→ **WHAT YOU SHOULD DO**
Pull every "this" line out of the data below.

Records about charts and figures
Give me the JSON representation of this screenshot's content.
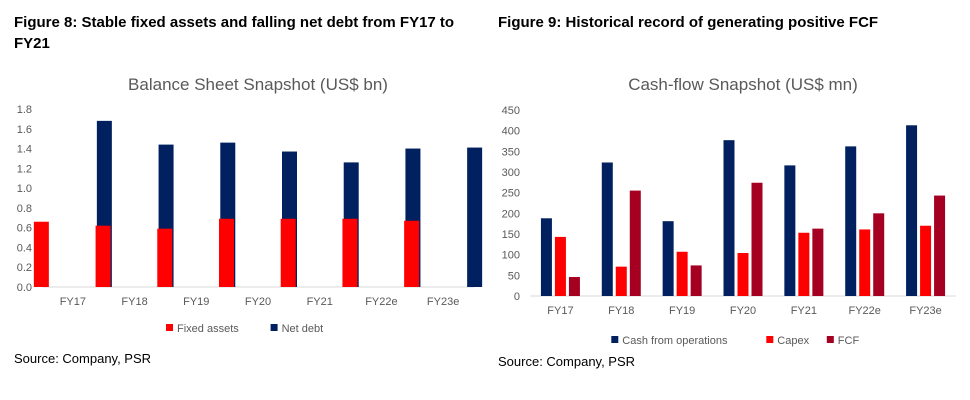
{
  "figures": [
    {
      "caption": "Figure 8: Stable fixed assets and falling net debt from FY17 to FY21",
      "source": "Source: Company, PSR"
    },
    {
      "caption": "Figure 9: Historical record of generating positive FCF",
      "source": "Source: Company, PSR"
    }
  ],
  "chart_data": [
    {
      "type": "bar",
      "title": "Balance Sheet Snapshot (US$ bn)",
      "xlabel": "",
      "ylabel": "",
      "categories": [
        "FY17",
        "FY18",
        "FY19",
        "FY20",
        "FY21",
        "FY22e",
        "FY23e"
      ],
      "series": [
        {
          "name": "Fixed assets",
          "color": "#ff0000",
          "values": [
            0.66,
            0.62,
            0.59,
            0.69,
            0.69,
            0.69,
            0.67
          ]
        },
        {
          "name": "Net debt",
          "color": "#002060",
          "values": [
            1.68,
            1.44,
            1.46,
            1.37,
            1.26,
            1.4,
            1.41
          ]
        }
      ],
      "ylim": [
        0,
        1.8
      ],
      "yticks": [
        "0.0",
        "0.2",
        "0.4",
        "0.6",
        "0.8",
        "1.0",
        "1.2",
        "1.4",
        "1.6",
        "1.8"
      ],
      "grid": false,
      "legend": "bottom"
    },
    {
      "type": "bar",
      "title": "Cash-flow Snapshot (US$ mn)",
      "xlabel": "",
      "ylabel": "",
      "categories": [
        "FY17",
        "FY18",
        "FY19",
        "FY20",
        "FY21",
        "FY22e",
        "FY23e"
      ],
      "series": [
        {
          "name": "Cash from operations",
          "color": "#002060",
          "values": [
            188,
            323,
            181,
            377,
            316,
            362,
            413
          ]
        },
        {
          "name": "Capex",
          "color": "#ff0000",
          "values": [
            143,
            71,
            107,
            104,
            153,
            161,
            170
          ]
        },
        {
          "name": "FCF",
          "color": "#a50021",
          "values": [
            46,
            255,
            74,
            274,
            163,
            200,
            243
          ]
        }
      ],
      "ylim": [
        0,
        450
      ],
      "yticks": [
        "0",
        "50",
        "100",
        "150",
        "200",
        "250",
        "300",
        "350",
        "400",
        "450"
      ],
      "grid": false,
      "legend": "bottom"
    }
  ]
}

--

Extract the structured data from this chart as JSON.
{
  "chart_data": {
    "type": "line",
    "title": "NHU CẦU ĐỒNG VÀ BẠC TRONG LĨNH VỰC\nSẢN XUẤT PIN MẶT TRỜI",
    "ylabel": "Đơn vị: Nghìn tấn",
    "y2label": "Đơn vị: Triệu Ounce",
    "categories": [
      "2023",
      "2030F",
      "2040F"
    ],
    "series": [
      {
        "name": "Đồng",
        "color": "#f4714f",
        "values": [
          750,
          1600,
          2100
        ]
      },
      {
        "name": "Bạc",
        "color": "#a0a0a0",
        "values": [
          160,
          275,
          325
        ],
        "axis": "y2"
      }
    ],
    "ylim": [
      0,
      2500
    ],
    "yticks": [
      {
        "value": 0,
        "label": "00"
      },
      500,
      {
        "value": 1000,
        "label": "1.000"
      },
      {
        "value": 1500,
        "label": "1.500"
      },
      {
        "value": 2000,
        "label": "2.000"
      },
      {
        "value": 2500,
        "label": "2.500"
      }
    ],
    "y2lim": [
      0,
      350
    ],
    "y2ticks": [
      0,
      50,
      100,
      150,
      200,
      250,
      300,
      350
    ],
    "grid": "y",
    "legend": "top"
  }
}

→ **TASK RESULT**
Give me the JSON representation of this screenshot's content.
Extract the structured data from this chart as JSON.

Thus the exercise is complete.